### ФРАГМЕНТ СТРАНИЦЫ:
- - -

Мы так и не знаем, был ли он отпущен или стал, говоря по-нынешнему, невозвращенцем. Его звали Герасим Лебедев… Он был скрипач, причем великолепный. Уже вскоре его имя гремело в Европе. Он стал настолько известным скрипачом, что великий Гайдн в своих мемуарах не забыл написать о встрече с Герасимом Лебедевым.
Но тяга к странствиям гонит его по миру. И все заканчивается старой русской мечтой-сказкой – Индией.
Лебедев приплывет в Индию… Мадрас – владения Ост-Индской торговой компании. Торговля, денежная лихорадка, битвы за собственность – все радости рыночного дьявола. В Индии создаются великие состояния, отсюда возвращаются сказочными богачами. Но он артист и обольщен иным.
Индийская улица… Здесь показывают свое искусство они – бродячие музыканты, заклинатели змей, танцоры. И Лебедев решает увести с улицы на сцену весь этот пестрый, фантастический мир. Он покупает помещение и превращает его в театр, где властвует индийское искусство.
С этого момента он останется в истории Индии. Его новый и вечный титул – основатель первого ИНДИЙСКОГО театра европейского типа. Он это сделал!
Но дальше…
То, что произошло дальше, было бы, наверное, очень понятным сейчас. Но тогда для меня эта история была несколько умозрительной.
Итак, вместе с театром Лебедева в Мадрасе существовал обычный европейский театр, принадлежавший Ост-Индской торговой компании. По мере того как театр Лебедева становился моден, театр Ост-Индской компании стал терпеть убытки. В него перестают ходить. И тогда владельцы театра, говоря современным языком, решили «наехать» на конкурента. Но сделали это в стиле Галантного века.

- - -

### ПЕРЕЧЕНЬ ЗАПИСЕЙ:
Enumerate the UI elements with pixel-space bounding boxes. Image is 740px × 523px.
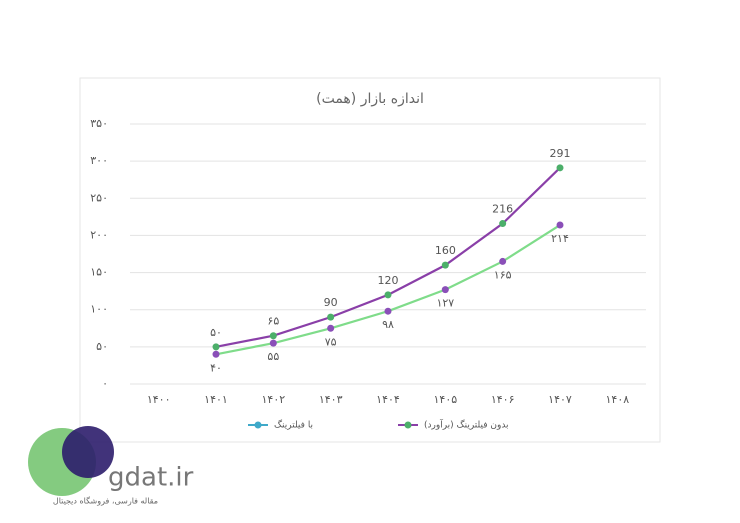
data-point — [384, 307, 392, 315]
y-tick-label: ۰ — [102, 377, 108, 390]
y-tick-label: ۵۰ — [96, 340, 108, 353]
y-tick-label: ۳۵۰ — [90, 117, 108, 130]
x-tick-label: ۱۴۰۲ — [262, 393, 286, 406]
data-label: ۶۵ — [267, 315, 279, 328]
data-point — [499, 257, 507, 265]
data-point — [556, 221, 564, 229]
data-label: ۱۶۵ — [494, 268, 512, 281]
legend-label: با فیلترینگ — [274, 419, 313, 431]
x-tick-label: ۱۴۰۱ — [204, 393, 228, 406]
legend-label: بدون فیلترینگ (برآورد) — [424, 419, 509, 431]
y-tick-label: ۲۰۰ — [90, 228, 108, 241]
data-label: ۹۸ — [382, 318, 394, 331]
data-label: 90 — [324, 296, 338, 309]
y-tick-label: ۳۰۰ — [90, 154, 108, 167]
data-point — [327, 313, 335, 321]
y-tick-label: ۱۰۰ — [90, 303, 108, 316]
x-tick-label: ۱۴۰۸ — [606, 393, 630, 406]
chart-panel — [79, 77, 661, 443]
data-label: ۵۵ — [267, 350, 279, 363]
data-label: ۱۲۷ — [436, 297, 454, 310]
data-point — [556, 164, 564, 172]
x-tick-label: ۱۴۰۷ — [548, 393, 572, 406]
x-tick-label: ۱۴۰۵ — [434, 393, 458, 406]
data-label: ۵۰ — [210, 326, 222, 339]
data-label: 120 — [378, 274, 399, 287]
y-tick-label: ۲۵۰ — [90, 191, 108, 204]
data-point — [327, 324, 335, 332]
data-label: 216 — [492, 203, 513, 216]
data-label: ۴۰ — [210, 361, 222, 374]
data-point — [269, 332, 277, 340]
watermark-site: gdat.ir — [108, 463, 194, 493]
x-tick-label: ۱۴۰۰ — [147, 393, 171, 406]
x-tick-label: ۱۴۰۴ — [376, 393, 400, 406]
y-tick-label: ۱۵۰ — [90, 266, 108, 279]
data-label: ۷۵ — [325, 335, 337, 348]
data-point — [269, 339, 277, 347]
legend-marker — [404, 421, 412, 429]
x-tick-label: ۱۴۰۳ — [319, 393, 343, 406]
x-tick-label: ۱۴۰۶ — [491, 393, 515, 406]
data-point — [441, 261, 449, 269]
data-label: 291 — [550, 147, 571, 160]
data-label: 160 — [435, 244, 456, 257]
logo-circle — [62, 426, 114, 478]
data-point — [212, 343, 220, 351]
data-point — [499, 220, 507, 228]
watermark: gdat.ir مقاله فارسی، فروشگاه دیجیتال — [28, 426, 194, 506]
data-point — [441, 286, 449, 294]
legend-marker — [254, 421, 262, 429]
watermark-tagline: مقاله فارسی، فروشگاه دیجیتال — [53, 496, 158, 506]
data-point — [212, 350, 220, 358]
data-point — [384, 291, 392, 299]
chart-title: اندازه بازار (همت) — [316, 91, 424, 107]
data-label: ۲۱۴ — [551, 232, 569, 245]
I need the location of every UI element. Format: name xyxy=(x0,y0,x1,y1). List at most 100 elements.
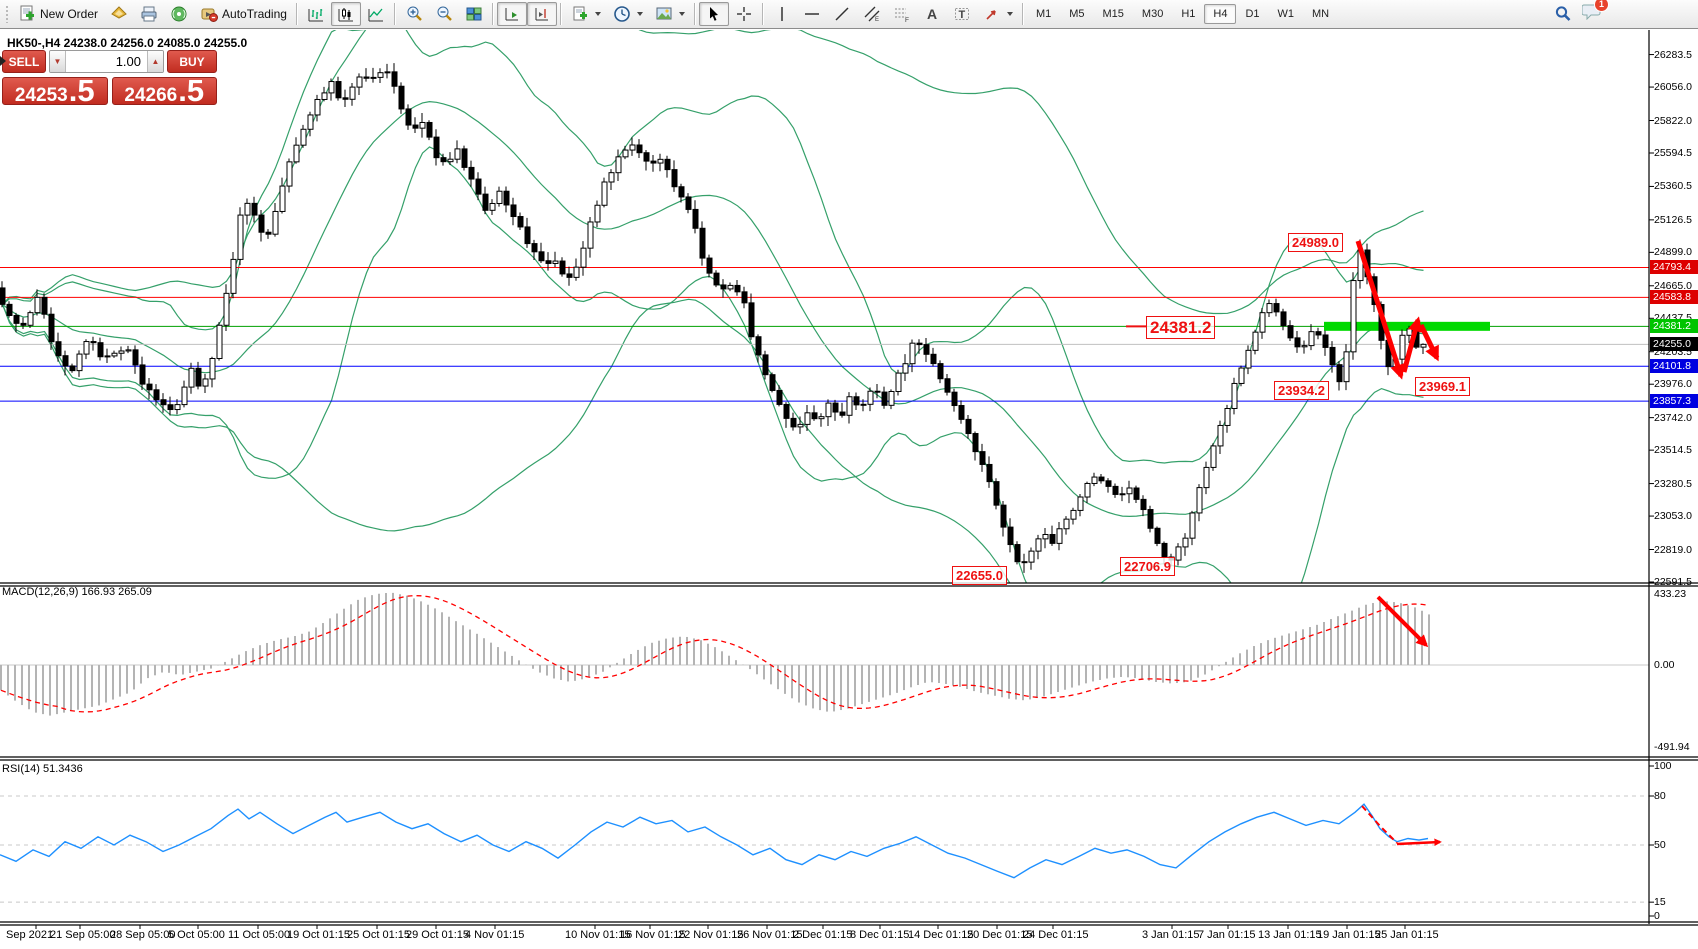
bear-candle xyxy=(741,291,748,304)
chart-wizard-button[interactable] xyxy=(104,2,134,26)
sell-button[interactable]: SELL xyxy=(2,50,46,73)
bull-candle xyxy=(587,221,594,249)
bear-candle xyxy=(391,71,398,87)
bull-candle xyxy=(818,416,825,420)
volume-increase-button[interactable]: ▲ xyxy=(147,51,163,72)
zoom-out-button[interactable] xyxy=(429,2,459,26)
svg-text:F: F xyxy=(905,17,909,23)
bear-candle xyxy=(993,481,1000,506)
volume-input[interactable] xyxy=(66,51,147,72)
bull-candle xyxy=(1259,312,1266,333)
time-axis-label: 19 Jan 01:15 xyxy=(1317,929,1381,941)
bull-candle xyxy=(601,181,608,206)
volume-decrease-button[interactable]: ▼ xyxy=(50,51,66,72)
bear-candle xyxy=(363,76,370,79)
bear-candle xyxy=(1161,542,1168,558)
time-axis-label: 21 Sep 05:00 xyxy=(50,929,116,941)
bull-candle xyxy=(1028,550,1035,563)
bear-candle xyxy=(475,178,482,195)
timeframe-button-d1[interactable]: D1 xyxy=(1245,8,1260,20)
news-button[interactable] xyxy=(164,2,194,26)
bear-candle xyxy=(755,336,762,356)
search-icon[interactable] xyxy=(1554,5,1572,23)
channel-tool[interactable]: E xyxy=(857,2,887,26)
bull-candle xyxy=(573,266,580,278)
zoom-in-button[interactable] xyxy=(399,2,429,26)
trendline-tool[interactable] xyxy=(827,2,857,26)
candlestick-mode-button[interactable] xyxy=(330,2,361,26)
bull-candle xyxy=(209,357,216,380)
horizontal-line-tool[interactable] xyxy=(797,2,827,26)
bear-candle xyxy=(62,355,69,367)
sell-price-display[interactable]: 24253.5 xyxy=(2,75,108,106)
rsi-scale-label: 100 xyxy=(1654,760,1672,772)
bear-candle xyxy=(986,463,993,483)
text-tool[interactable]: A xyxy=(917,2,947,26)
fibonacci-tool[interactable]: F xyxy=(887,2,917,26)
new-template-button[interactable] xyxy=(565,2,607,26)
bear-candle xyxy=(524,226,531,245)
line-chart-mode-button[interactable] xyxy=(361,2,391,26)
cursor-tool-button[interactable] xyxy=(698,2,729,26)
bear-candle xyxy=(1322,334,1329,348)
bull-candle xyxy=(1196,487,1203,514)
green-support-zone xyxy=(1324,321,1490,331)
toolbar-drag-handle[interactable] xyxy=(5,5,9,23)
price-line-label: 23857.3 xyxy=(1650,394,1698,409)
price-tick-label: 24665.0 xyxy=(1654,279,1692,292)
arrows-tool[interactable] xyxy=(977,2,1019,26)
bull-candle xyxy=(349,86,356,100)
rsi-scale-label: 0 xyxy=(1654,910,1660,922)
price-annotation: 24381.2 xyxy=(1146,316,1216,339)
bull-candle xyxy=(888,390,895,406)
timeframe-button-m5[interactable]: M5 xyxy=(1069,8,1085,20)
new-order-button[interactable]: New Order xyxy=(12,2,104,26)
templates-button[interactable] xyxy=(649,2,691,26)
chart-shift-button[interactable] xyxy=(526,2,557,26)
tile-windows-button[interactable] xyxy=(459,2,489,26)
chat-button[interactable]: 1 xyxy=(1581,0,1609,25)
timeframe-button-m1[interactable]: M1 xyxy=(1035,8,1052,20)
buy-price-display[interactable]: 24266.5 xyxy=(111,75,217,106)
bear-candle xyxy=(832,402,839,413)
timeframe-button-m15[interactable]: M15 xyxy=(1102,8,1124,20)
toolbar-separator xyxy=(693,3,696,25)
timeframe-button-w1[interactable]: W1 xyxy=(1277,8,1295,20)
bear-candle xyxy=(776,389,783,405)
timeframe-button-mn[interactable]: MN xyxy=(1312,8,1330,20)
autotrading-icon xyxy=(201,8,219,22)
autotrading-button[interactable]: AutoTrading xyxy=(194,2,293,26)
panel-collapse-arrow[interactable] xyxy=(0,56,6,66)
bull-candle xyxy=(489,202,496,211)
text-label-tool[interactable]: T xyxy=(947,2,977,26)
print-button[interactable] xyxy=(134,2,164,26)
chart-canvas[interactable] xyxy=(0,30,1698,949)
timeframe-button-h1[interactable]: H1 xyxy=(1181,8,1196,20)
one-click-trading-panel: SELL ▼ ▲ BUY 24253.5 24266.5 xyxy=(2,50,217,106)
bull-candle xyxy=(846,396,853,416)
bull-candle xyxy=(293,144,300,163)
zoom-out-icon xyxy=(437,6,452,21)
period-button[interactable] xyxy=(607,2,649,26)
bull-candle xyxy=(1042,533,1049,540)
bear-candle xyxy=(811,412,818,420)
bull-candle xyxy=(727,284,734,290)
auto-scroll-button[interactable] xyxy=(496,2,527,26)
bear-candle xyxy=(1280,311,1287,327)
crosshair-tool-button[interactable] xyxy=(729,2,759,26)
timeframe-button-h4[interactable]: H4 xyxy=(1204,4,1237,24)
chart-shift-icon xyxy=(535,8,548,21)
buy-button[interactable]: BUY xyxy=(167,50,217,73)
bear-candle xyxy=(538,251,545,262)
timeframe-button-m30[interactable]: M30 xyxy=(1141,8,1164,20)
trend-arrow xyxy=(1355,240,1405,380)
price-tick-label: 25822.0 xyxy=(1654,114,1692,127)
text-icon: A xyxy=(927,6,937,22)
vertical-line-tool[interactable] xyxy=(767,2,797,26)
bear-candle xyxy=(1315,331,1322,336)
bar-chart-mode-button[interactable] xyxy=(301,2,331,26)
bear-candle xyxy=(510,204,517,218)
macd-indicator-label: MACD(12,26,9) 166.93 265.09 xyxy=(2,586,152,598)
bull-candle xyxy=(1056,528,1063,544)
bear-candle xyxy=(853,396,860,406)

- - -

### ЗАДАНИЯ:
1) Перепишите слово в слово отрывок из текста о Герасиме Лебедеве: от слов «Лебедев приплывет в» до слов «была несколько умозрительной.».
2) Переведите, пожалуйста, на английский язык предложение из текста о Герасиме Лебедеве: «Он покупает помещение и превращает его в театр, где властвует индийское искусство».

### ОТВЕТЫ:
1)
Лебедев приплывет в Индию… Мадрас – владения Ост-Индской торговой компании. Торговля, денежная лихорадка, битвы за собственность – все радости рыночного дьявола. В Индии создаются великие состояния, отсюда возвращаются сказочными богачами. Но он артист и обольщен иным.
Индийская улица… Здесь показывают свое искусство они – бродячие музыканты, заклинатели змей, танцоры. И Лебедев решает увести с улицы на сцену весь этот пестрый, фантастический мир. Он покупает помещение и превращает его в театр, где властвует индийское искусство.
С этого момента он останется в истории Индии. Его новый и вечный титул – основатель первого ИНДИЙСКОГО театра европейского типа. Он это сделал!
Но дальше…
То, что произошло дальше, было бы, наверное, очень понятным сейчас. Но тогда для меня эта история была несколько умозрительной.

2) He buys a building and turns it into a theater where Indian art reigns.